** Material for the task **
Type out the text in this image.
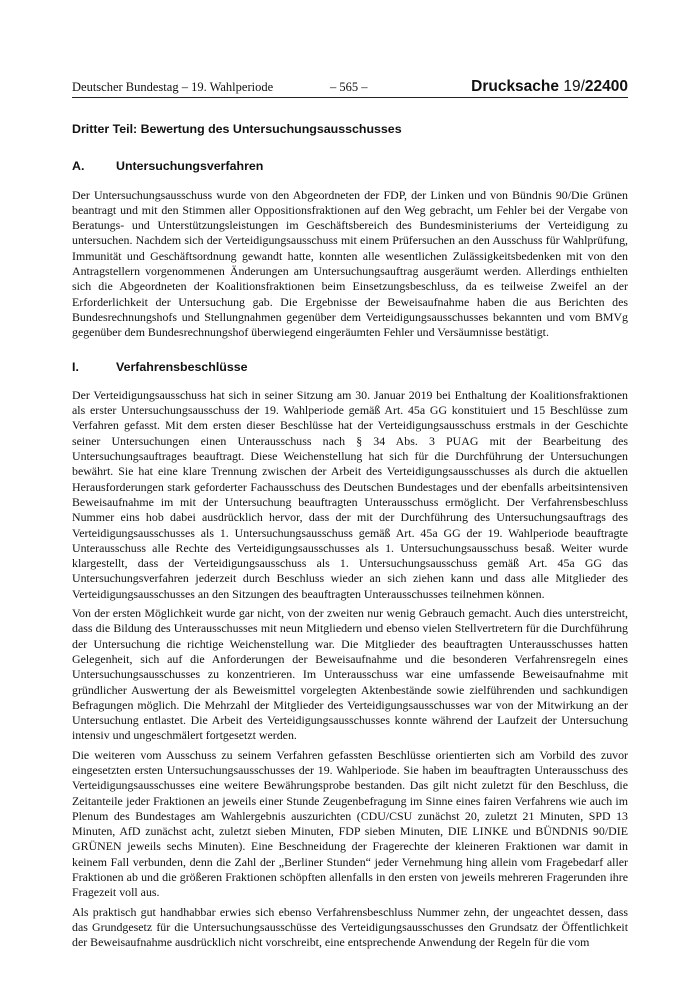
Deutscher Bundestag – 19. Wahlperiode	– 565 –	Drucksache 19/22400
Dritter Teil: Bewertung des Untersuchungsausschusses
A.	Untersuchungsverfahren

Der Untersuchungsausschuss wurde von den Abgeordneten der FDP, der Linken und von Bündnis 90/Die Grünen beantragt und mit den Stimmen aller Oppositionsfraktionen auf den Weg gebracht, um Fehler bei der Vergabe von Beratungs- und Unterstützungsleistungen im Geschäftsbereich des Bundesministeriums der Verteidigung zu untersuchen. Nachdem sich der Verteidigungsausschuss mit einem Prüfersuchen an den Ausschuss für Wahlprüfung, Immunität und Geschäftsordnung gewandt hatte, konnten alle wesentlichen Zulässigkeitsbedenken mit von den Antragstellern vorgenommenen Änderungen am Untersuchungsauftrag ausgeräumt werden. Allerdings enthielten sich die Abgeordneten der Koalitionsfraktionen beim Einsetzungsbeschluss, da es teilweise Zweifel an der Erforderlichkeit der Untersuchung gab. Die Ergebnisse der Beweisaufnahme haben die aus Berichten des Bundesrechnungshofs und Stellungnahmen gegenüber dem Verteidigungsausschusses bekannten und vom BMVg gegenüber dem Bundesrechnungshof überwiegend eingeräumten Fehler und Versäumnisse bestätigt.

I.	Verfahrensbeschlüsse

Der Verteidigungsausschuss hat sich in seiner Sitzung am 30. Januar 2019 bei Enthaltung der Koalitionsfraktionen als erster Untersuchungsausschuss der 19. Wahlperiode gemäß Art. 45a GG konstituiert und 15 Beschlüsse zum Verfahren gefasst. Mit dem ersten dieser Beschlüsse hat der Verteidigungsausschuss erstmals in der Geschichte seiner Untersuchungen einen Unterausschuss nach § 34 Abs. 3 PUAG mit der Bearbeitung des Untersuchungsauftrages beauftragt. Diese Weichenstellung hat sich für die Durchführung der Untersuchungen bewährt. Sie hat eine klare Trennung zwischen der Arbeit des Verteidigungsausschusses als durch die aktuellen Herausforderungen stark geforderter Fachausschuss des Deutschen Bundestages und der ebenfalls arbeitsintensiven Beweisaufnahme im mit der Untersuchung beauftragten Unterausschuss ermöglicht. Der Verfahrensbeschluss Nummer eins hob dabei ausdrücklich hervor, dass der mit der Durchführung des Untersuchungsauftrags des Verteidigungsausschusses als 1. Untersuchungsausschuss gemäß Art. 45a GG der 19. Wahlperiode beauftragte Unterausschuss alle Rechte des Verteidigungsausschusses als 1. Untersuchungsausschuss besaß. Weiter wurde klargestellt, dass der Verteidigungsausschuss als 1. Untersuchungsausschuss gemäß Art. 45a GG das Untersuchungsverfahren jederzeit durch Beschluss wieder an sich ziehen kann und dass alle Mitglieder des Verteidigungsausschusses an den Sitzungen des beauftragten Unterausschusses teilnehmen können.

Von der ersten Möglichkeit wurde gar nicht, von der zweiten nur wenig Gebrauch gemacht. Auch dies unterstreicht, dass die Bildung des Unterausschusses mit neun Mitgliedern und ebenso vielen Stellvertretern für die Durchführung der Untersuchung die richtige Weichenstellung war. Die Mitglieder des beauftragten Unterausschusses hatten Gelegenheit, sich auf die Anforderungen der Beweisaufnahme und die besonderen Verfahrensregeln eines Untersuchungsausschusses zu konzentrieren. Im Unterausschuss war eine umfassende Beweisaufnahme mit gründlicher Auswertung der als Beweismittel vorgelegten Aktenbestände sowie zielführenden und sachkundigen Befragungen möglich. Die Mehrzahl der Mitglieder des Verteidigungsausschusses war von der Mitwirkung an der Untersuchung entlastet. Die Arbeit des Verteidigungsausschusses konnte während der Laufzeit der Untersuchung intensiv und ungeschmälert fortgesetzt werden.

Die weiteren vom Ausschuss zu seinem Verfahren gefassten Beschlüsse orientierten sich am Vorbild des zuvor eingesetzten ersten Untersuchungsausschusses der 19. Wahlperiode. Sie haben im beauftragten Unterausschuss des Verteidigungsausschusses eine weitere Bewährungsprobe bestanden. Das gilt nicht zuletzt für den Beschluss, die Zeitanteile jeder Fraktionen an jeweils einer Stunde Zeugenbefragung im Sinne eines fairen Verfahrens wie auch im Plenum des Bundestages am Wahlergebnis auszurichten (CDU/CSU zunächst 20, zuletzt 21 Minuten, SPD 13 Minuten, AfD zunächst acht, zuletzt sieben Minuten, FDP sieben Minuten, DIE LINKE und BÜNDNIS 90/DIE GRÜNEN jeweils sechs Minuten). Eine Beschneidung der Fragerechte der kleineren Fraktionen war damit in keinem Fall verbunden, denn die Zahl der „Berliner Stunden“ jeder Vernehmung hing allein vom Fragebedarf aller Fraktionen ab und die größeren Fraktionen schöpften allenfalls in den ersten von jeweils mehreren Fragerunden ihre Fragezeit voll aus.

Als praktisch gut handhabbar erwies sich ebenso Verfahrensbeschluss Nummer zehn, der ungeachtet dessen, dass das Grundgesetz für die Untersuchungsausschüsse des Verteidigungsausschusses den Grundsatz der Öffentlichkeit der Beweisaufnahme ausdrücklich nicht vorschreibt, eine entsprechende Anwendung der Regeln für die vom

** Task directions **
Which lines of the entries above contain the string "ebenso"? Copy each one.

** Solution for this task **
Von der ersten Möglichkeit wurde gar nicht, von der zweiten nur wenig Gebrauch gemacht. Auch dies unterstreicht, dass die Bildung des Unterausschusses mit neun Mitgliedern und ebenso vielen Stellvertretern für die Durchführung der Untersuchung die richtige Weichenstellung war. Die Mitglieder des beauftragten Unterausschusses hatten Gelegenheit, sich auf die Anforderungen der Beweisaufnahme und die besonderen Verfahrensregeln eines Untersuchungsausschusses zu konzentrieren. Im Unterausschuss war eine umfassende Beweisaufnahme mit gründlicher Auswertung der als Beweismittel vorgelegten Aktenbestände sowie zielführenden und sachkundigen Befragungen möglich. Die Mehrzahl der Mitglieder des Verteidigungsausschusses war von der Mitwirkung an der Untersuchung entlastet. Die Arbeit des Verteidigungsausschusses konnte während der Laufzeit der Untersuchung intensiv und ungeschmälert fortgesetzt werden.
Als praktisch gut handhabbar erwies sich ebenso Verfahrensbeschluss Nummer zehn, der ungeachtet dessen, dass das Grundgesetz für die Untersuchungsausschüsse des Verteidigungsausschusses den Grundsatz der Öffentlichkeit der Beweisaufnahme ausdrücklich nicht vorschreibt, eine entsprechende Anwendung der Regeln für die vom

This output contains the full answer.